*Your task*.
Every line below should be repeated exactly.

** start Record extracts **

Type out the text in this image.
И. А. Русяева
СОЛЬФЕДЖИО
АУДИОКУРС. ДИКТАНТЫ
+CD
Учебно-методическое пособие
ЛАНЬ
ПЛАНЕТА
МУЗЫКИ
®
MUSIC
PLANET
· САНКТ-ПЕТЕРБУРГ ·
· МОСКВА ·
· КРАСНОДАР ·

** end Record extracts **

*Full solution*.
Type out the text in this image.
И. А. Русяева
СОЛЬФЕДЖИО
АУДИОКУРС. ДИКТАНТЫ
+CD
Учебно-методическое пособие
ЛАНЬ
ПЛАНЕТА
МУЗЫКИ
®
MUSIC
PLANET
· САНКТ-ПЕТЕРБУРГ ·
· МОСКВА ·
· КРАСНОДАР ·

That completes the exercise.